# Start of Source material

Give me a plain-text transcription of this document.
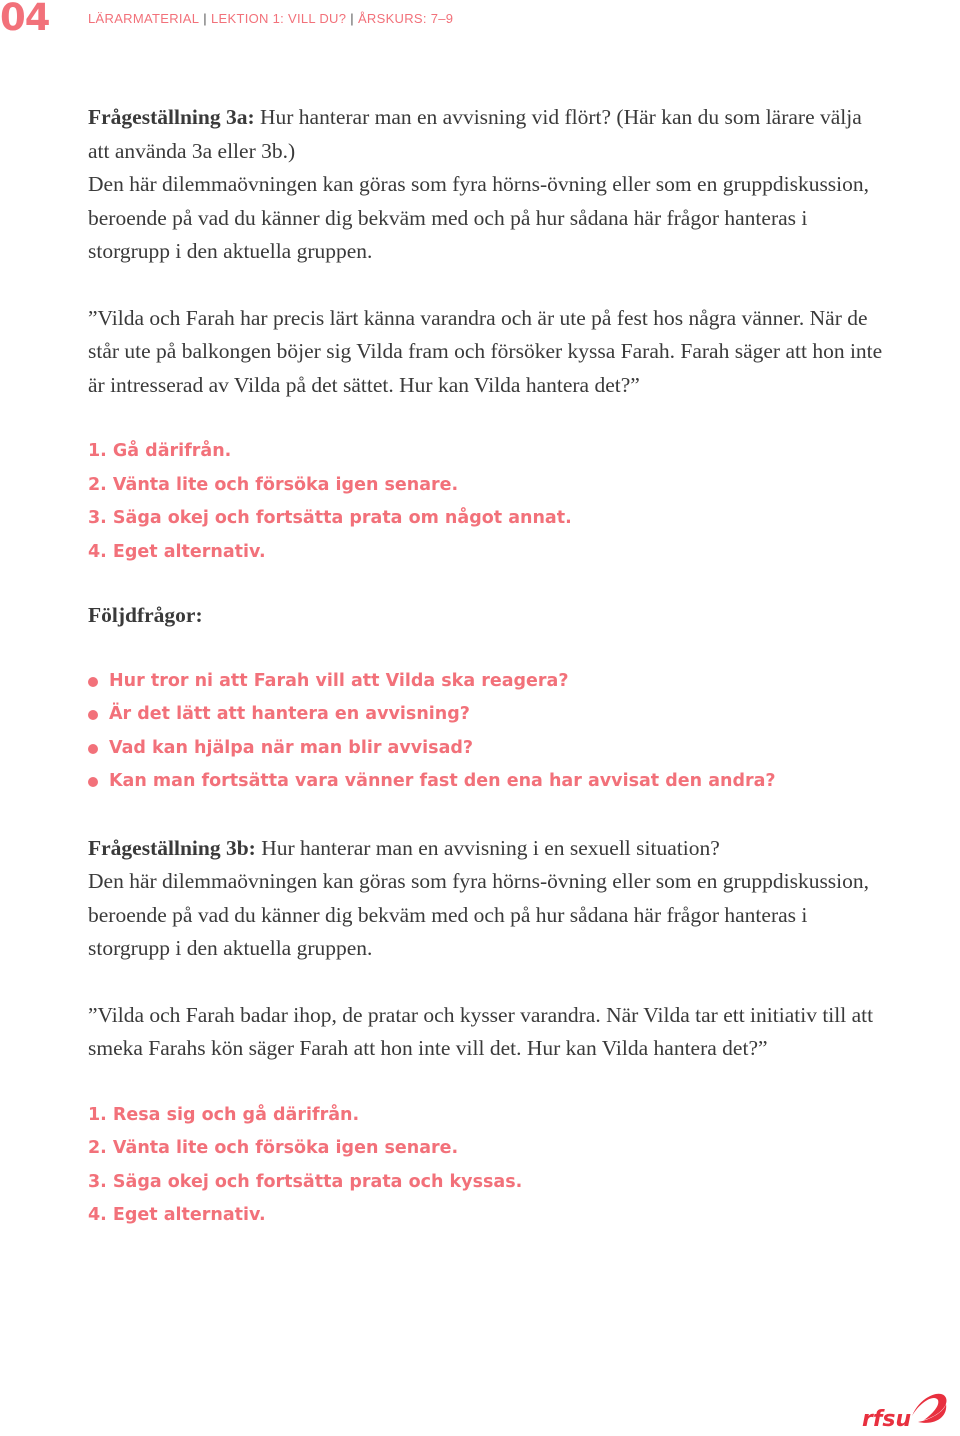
04	LÄRARMATERIAL | LEKTION 1: VILL DU? | ÅRSKURS: 7–9

Frågeställning 3a: Hur hanterar man en avvisning vid flört? (Här kan du som lärare välja att använda 3a eller 3b.)

Den här dilemmaövningen kan göras som fyra hörns-övning eller som en gruppdiskussion, beroende på vad du känner dig bekväm med och på hur sådana här frågor hanteras i storgrupp i den aktuella gruppen.

”Vilda och Farah har precis lärt känna varandra och är ute på fest hos några vänner. När de står ute på balkongen böjer sig Vilda fram och försöker kyssa Farah. Farah säger att hon inte är intresserad av Vilda på det sättet. Hur kan Vilda hantera det?”

1. Gå därifrån.
2. Vänta lite och försöka igen senare.
3. Säga okej och fortsätta prata om något annat.
4. Eget alternativ.
Följdfrågor:
Hur tror ni att Farah vill att Vilda ska reagera?
Är det lätt att hantera en avvisning?
Vad kan hjälpa när man blir avvisad?
Kan man fortsätta vara vänner fast den ena har avvisat den andra?

Frågeställning 3b: Hur hanterar man en avvisning i en sexuell situation?

Den här dilemmaövningen kan göras som fyra hörns-övning eller som en gruppdiskussion, beroende på vad du känner dig bekväm med och på hur sådana här frågor hanteras i storgrupp i den aktuella gruppen.

”Vilda och Farah badar ihop, de pratar och kysser varandra. När Vilda tar ett initiativ till att smeka Farahs kön säger Farah att hon inte vill det. Hur kan Vilda hantera det?”

1. Resa sig och gå därifrån.
2. Vänta lite och försöka igen senare.
3. Säga okej och fortsätta prata och kyssas.
4. Eget alternativ.
rfsu
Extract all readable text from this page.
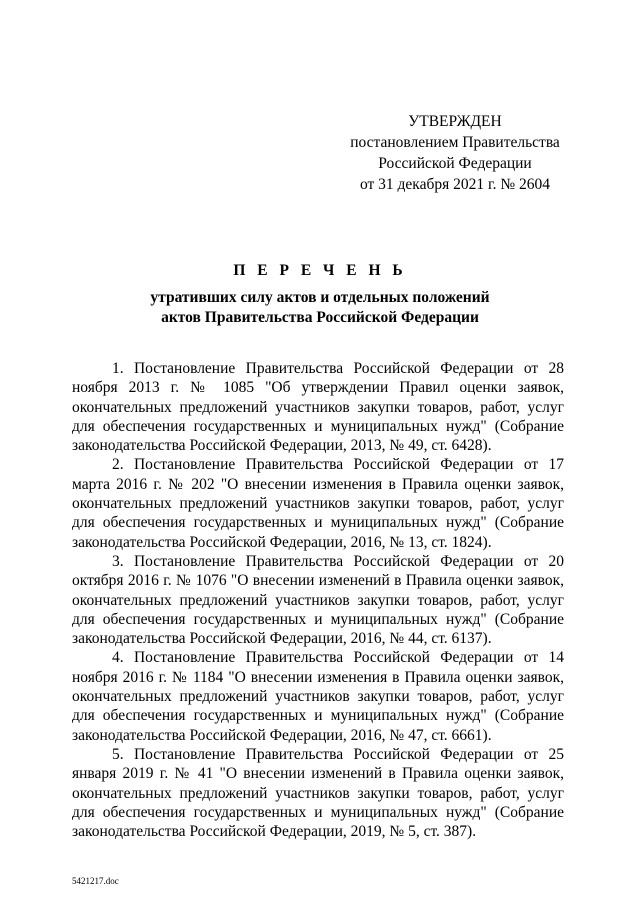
УТВЕРЖДЕН
постановлением Правительства
Российской Федерации
от 31 декабря 2021 г. № 2604
П Е Р Е Ч Е Н Ь
утративших силу актов и отдельных положений
актов Правительства Российской Федерации

1. Постановление Правительства Российской Федерации от 28 ноября 2013 г. № 1085 "Об утверждении Правил оценки заявок, окончательных предложений участников закупки товаров, работ, услуг для обеспечения государственных и муниципальных нужд" (Собрание законодательства Российской Федерации, 2013, № 49, ст. 6428).

2. Постановление Правительства Российской Федерации от 17 марта 2016 г. № 202 "О внесении изменения в Правила оценки заявок, окончательных предложений участников закупки товаров, работ, услуг для обеспечения государственных и муниципальных нужд" (Собрание законодательства Российской Федерации, 2016, № 13, ст. 1824).

3. Постановление Правительства Российской Федерации от 20 октября 2016 г. № 1076 "О внесении изменений в Правила оценки заявок, окончательных предложений участников закупки товаров, работ, услуг для обеспечения государственных и муниципальных нужд" (Собрание законодательства Российской Федерации, 2016, № 44, ст. 6137).

4. Постановление Правительства Российской Федерации от 14 ноября 2016 г. № 1184 "О внесении изменения в Правила оценки заявок, окончательных предложений участников закупки товаров, работ, услуг для обеспечения государственных и муниципальных нужд" (Собрание законодательства Российской Федерации, 2016, № 47, ст. 6661).

5. Постановление Правительства Российской Федерации от 25 января 2019 г. № 41 "О внесении изменений в Правила оценки заявок, окончательных предложений участников закупки товаров, работ, услуг для обеспечения государственных и муниципальных нужд" (Собрание законодательства Российской Федерации, 2019, № 5, ст. 387).

5421217.doc
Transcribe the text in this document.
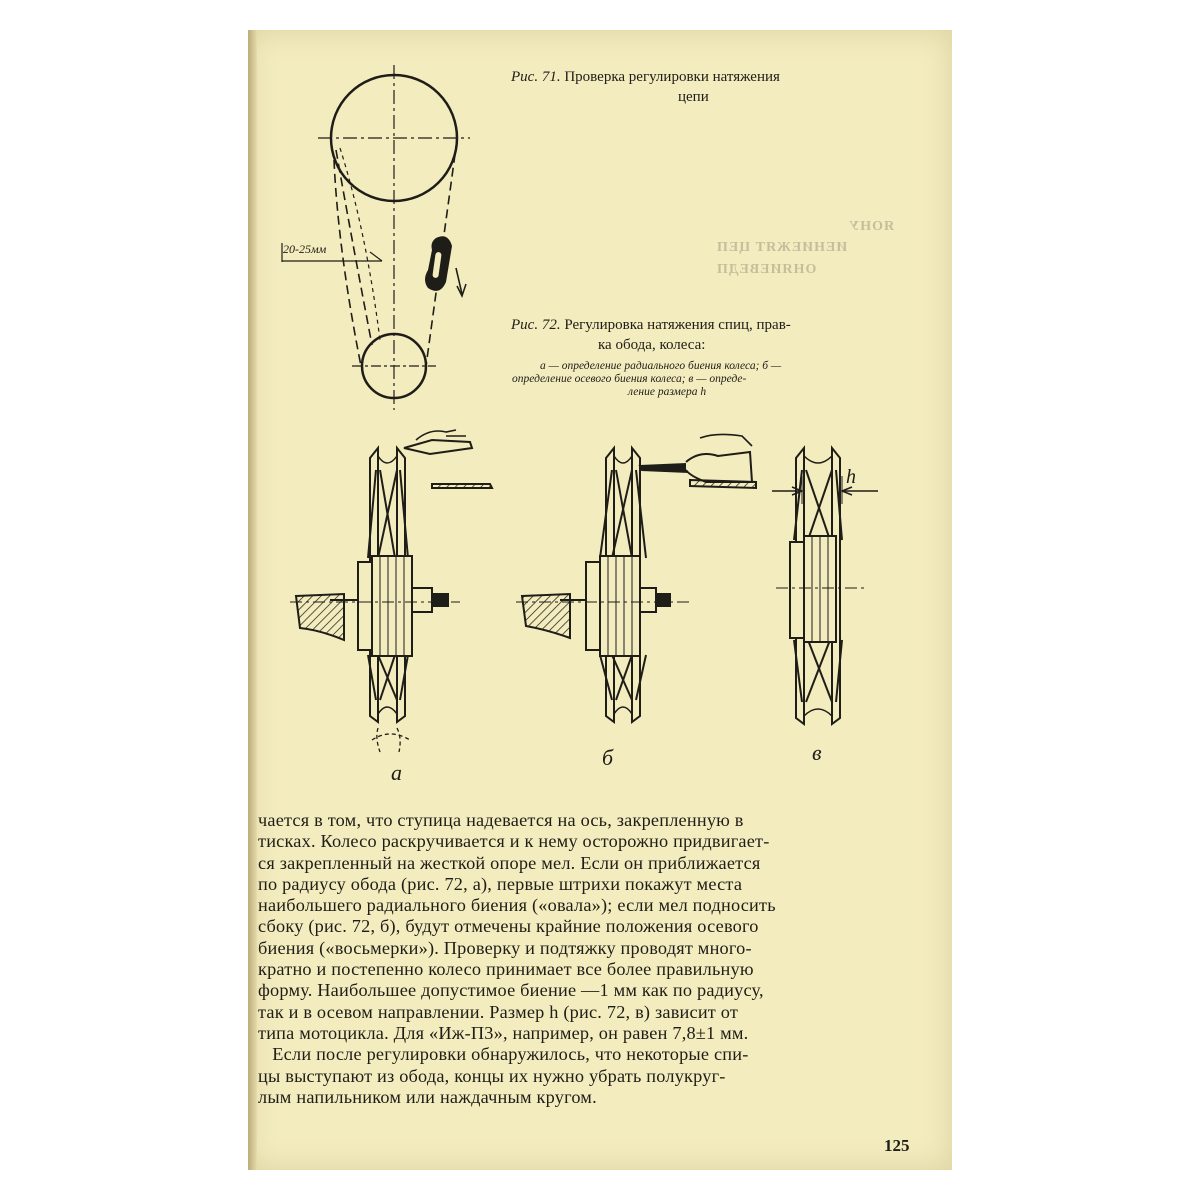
20-25мм

Рис. 71. Проверка регулировки натяжения

цепи

ЯОНУ

ИЕНИЕЖЯТ ЦЕП

ОНЯИЕВЕДП

Рис. 72. Регулировка натяжения спиц, прав-

ка обода, колеса:

а — определение радиального биения колеса; б —

определение осевого биения колеса; в — опреде-

ление размера h

а

б	в

h

чается в том, что ступица надевается на ось, закрепленную в

тисках. Колесо раскручивается и к нему осторожно придвигает-

ся закрепленный на жесткой опоре мел. Если он приближается

по радиусу обода (рис. 72, а), первые штрихи покажут места

наибольшего радиального биения («овала»); если мел подносить

сбоку (рис. 72, б), будут отмечены крайние положения осевого

биения («восьмерки»). Проверку и подтяжку проводят много-

кратно и постепенно колесо принимает все более правильную

форму. Наибольшее допустимое биение —1 мм как по радиусу,

так и в осевом направлении. Размер h (рис. 72, в) зависит от

типа мотоцикла. Для «Иж-П3», например, он равен 7,8±1 мм.

Если после регулировки обнаружилось, что некоторые спи-

цы выступают из обода, концы их нужно убрать полукруг-

лым напильником или наждачным кругом.

125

# End of Source material

== What is asked ==
Print all of the entries word for word. Skip any images they contain.

== Task response ==
Give me a plain-text transcription of this document.
04	LÄRARMATERIAL | LEKTION 1: VILL DU? | ÅRSKURS: 7–9

Frågeställning 3a: Hur hanterar man en avvisning vid flört? (Här kan du som lärare välja att använda 3a eller 3b.)

Den här dilemmaövningen kan göras som fyra hörns-övning eller som en gruppdiskussion, beroende på vad du känner dig bekväm med och på hur sådana här frågor hanteras i storgrupp i den aktuella gruppen.

”Vilda och Farah har precis lärt känna varandra och är ute på fest hos några vänner. När de står ute på balkongen böjer sig Vilda fram och försöker kyssa Farah. Farah säger att hon inte är intresserad av Vilda på det sättet. Hur kan Vilda hantera det?”

1. Gå därifrån.
2. Vänta lite och försöka igen senare.
3. Säga okej och fortsätta prata om något annat.
4. Eget alternativ.
Följdfrågor:
Hur tror ni att Farah vill att Vilda ska reagera?
Är det lätt att hantera en avvisning?
Vad kan hjälpa när man blir avvisad?
Kan man fortsätta vara vänner fast den ena har avvisat den andra?

Frågeställning 3b: Hur hanterar man en avvisning i en sexuell situation?

Den här dilemmaövningen kan göras som fyra hörns-övning eller som en gruppdiskussion, beroende på vad du känner dig bekväm med och på hur sådana här frågor hanteras i storgrupp i den aktuella gruppen.

”Vilda och Farah badar ihop, de pratar och kysser varandra. När Vilda tar ett initiativ till att smeka Farahs kön säger Farah att hon inte vill det. Hur kan Vilda hantera det?”

1. Resa sig och gå därifrån.
2. Vänta lite och försöka igen senare.
3. Säga okej och fortsätta prata och kyssas.
4. Eget alternativ.
rfsu
Extract all readable text from this page.
УТВЕРЖДЕН
постановлением Правительства
Российской Федерации
от 31 декабря 2021 г. № 2604
П Е Р Е Ч Е Н Ь
утративших силу актов и отдельных положений
актов Правительства Российской Федерации

1. Постановление Правительства Российской Федерации от 28 ноября 2013 г. № 1085 "Об утверждении Правил оценки заявок, окончательных предложений участников закупки товаров, работ, услуг для обеспечения государственных и муниципальных нужд" (Собрание законодательства Российской Федерации, 2013, № 49, ст. 6428).

2. Постановление Правительства Российской Федерации от 17 марта 2016 г. № 202 "О внесении изменения в Правила оценки заявок, окончательных предложений участников закупки товаров, работ, услуг для обеспечения государственных и муниципальных нужд" (Собрание законодательства Российской Федерации, 2016, № 13, ст. 1824).

3. Постановление Правительства Российской Федерации от 20 октября 2016 г. № 1076 "О внесении изменений в Правила оценки заявок, окончательных предложений участников закупки товаров, работ, услуг для обеспечения государственных и муниципальных нужд" (Собрание законодательства Российской Федерации, 2016, № 44, ст. 6137).

4. Постановление Правительства Российской Федерации от 14 ноября 2016 г. № 1184 "О внесении изменения в Правила оценки заявок, окончательных предложений участников закупки товаров, работ, услуг для обеспечения государственных и муниципальных нужд" (Собрание законодательства Российской Федерации, 2016, № 47, ст. 6661).

5. Постановление Правительства Российской Федерации от 25 января 2019 г. № 41 "О внесении изменений в Правила оценки заявок, окончательных предложений участников закупки товаров, работ, услуг для обеспечения государственных и муниципальных нужд" (Собрание законодательства Российской Федерации, 2019, № 5, ст. 387).

5421217.doc
Transcribe the text in this document.
20-25мм

Рис. 71. Проверка регулировки натяжения

цепи

ЯОНУ

ИЕНИЕЖЯТ ЦЕП

ОНЯИЕВЕДП

Рис. 72. Регулировка натяжения спиц, прав-

ка обода, колеса:

а — определение радиального биения колеса; б —

определение осевого биения колеса; в — опреде-

ление размера h

а

б	в

h

чается в том, что ступица надевается на ось, закрепленную в

тисках. Колесо раскручивается и к нему осторожно придвигает-

ся закрепленный на жесткой опоре мел. Если он приближается

по радиусу обода (рис. 72, а), первые штрихи покажут места

наибольшего радиального биения («овала»); если мел подносить

сбоку (рис. 72, б), будут отмечены крайние положения осевого

биения («восьмерки»). Проверку и подтяжку проводят много-

кратно и постепенно колесо принимает все более правильную

форму. Наибольшее допустимое биение —1 мм как по радиусу,

так и в осевом направлении. Размер h (рис. 72, в) зависит от

типа мотоцикла. Для «Иж-П3», например, он равен 7,8±1 мм.

Если после регулировки обнаружилось, что некоторые спи-

цы выступают из обода, концы их нужно убрать полукруг-

лым напильником или наждачным кругом.

125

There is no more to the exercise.